WHAT YOU HAVE TO DO: Collect every line in the records below that contains the word "time".

DATASET EXCERPTS:
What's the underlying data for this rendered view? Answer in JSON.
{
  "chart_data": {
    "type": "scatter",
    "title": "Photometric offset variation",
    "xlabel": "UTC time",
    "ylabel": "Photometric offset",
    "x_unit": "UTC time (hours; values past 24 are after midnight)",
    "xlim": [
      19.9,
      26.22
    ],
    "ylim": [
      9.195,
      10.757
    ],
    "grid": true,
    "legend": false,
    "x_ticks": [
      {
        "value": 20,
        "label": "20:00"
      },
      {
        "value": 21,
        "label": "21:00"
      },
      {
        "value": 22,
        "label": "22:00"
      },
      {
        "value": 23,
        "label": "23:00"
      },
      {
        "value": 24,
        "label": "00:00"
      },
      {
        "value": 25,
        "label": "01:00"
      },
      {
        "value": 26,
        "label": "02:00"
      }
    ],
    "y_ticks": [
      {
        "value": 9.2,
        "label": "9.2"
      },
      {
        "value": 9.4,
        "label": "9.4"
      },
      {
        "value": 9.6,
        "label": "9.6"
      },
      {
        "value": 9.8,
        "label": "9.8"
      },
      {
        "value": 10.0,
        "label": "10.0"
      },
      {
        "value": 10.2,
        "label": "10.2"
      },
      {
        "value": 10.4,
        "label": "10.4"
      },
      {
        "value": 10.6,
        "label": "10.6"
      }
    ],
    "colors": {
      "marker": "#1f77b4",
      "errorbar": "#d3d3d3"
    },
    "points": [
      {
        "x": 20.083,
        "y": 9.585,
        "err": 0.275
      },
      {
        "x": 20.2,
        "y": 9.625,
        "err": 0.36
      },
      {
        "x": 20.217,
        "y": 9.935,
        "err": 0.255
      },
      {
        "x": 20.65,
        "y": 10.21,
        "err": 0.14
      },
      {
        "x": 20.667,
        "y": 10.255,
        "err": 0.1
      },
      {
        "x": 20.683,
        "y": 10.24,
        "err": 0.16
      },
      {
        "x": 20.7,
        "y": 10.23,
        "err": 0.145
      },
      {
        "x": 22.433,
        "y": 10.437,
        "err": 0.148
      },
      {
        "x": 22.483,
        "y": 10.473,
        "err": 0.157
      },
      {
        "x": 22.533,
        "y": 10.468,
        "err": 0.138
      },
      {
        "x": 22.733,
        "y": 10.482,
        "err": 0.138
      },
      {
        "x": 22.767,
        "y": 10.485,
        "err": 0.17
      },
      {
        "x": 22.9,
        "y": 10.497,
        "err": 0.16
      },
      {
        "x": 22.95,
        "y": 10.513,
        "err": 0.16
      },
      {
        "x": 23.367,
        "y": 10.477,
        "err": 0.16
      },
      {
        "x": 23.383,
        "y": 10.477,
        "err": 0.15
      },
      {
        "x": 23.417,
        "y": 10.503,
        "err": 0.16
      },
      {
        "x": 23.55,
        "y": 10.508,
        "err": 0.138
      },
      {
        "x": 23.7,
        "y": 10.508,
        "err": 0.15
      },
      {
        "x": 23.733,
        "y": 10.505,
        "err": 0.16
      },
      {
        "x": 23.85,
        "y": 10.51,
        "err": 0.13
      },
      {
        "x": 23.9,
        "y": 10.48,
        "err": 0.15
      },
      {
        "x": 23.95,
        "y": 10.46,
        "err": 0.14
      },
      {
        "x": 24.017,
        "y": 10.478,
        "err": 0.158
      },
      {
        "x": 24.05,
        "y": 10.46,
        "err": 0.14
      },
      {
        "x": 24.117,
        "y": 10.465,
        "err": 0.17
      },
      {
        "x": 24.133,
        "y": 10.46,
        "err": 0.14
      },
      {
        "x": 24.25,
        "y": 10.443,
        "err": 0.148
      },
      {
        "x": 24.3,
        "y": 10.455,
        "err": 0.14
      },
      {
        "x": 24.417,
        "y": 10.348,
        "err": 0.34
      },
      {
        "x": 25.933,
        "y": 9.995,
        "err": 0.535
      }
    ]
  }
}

ANSWER TO THIS TASK:
    "xlabel": "UTC time",
    "x_unit": "UTC time (hours; values past 24 are after midnight)",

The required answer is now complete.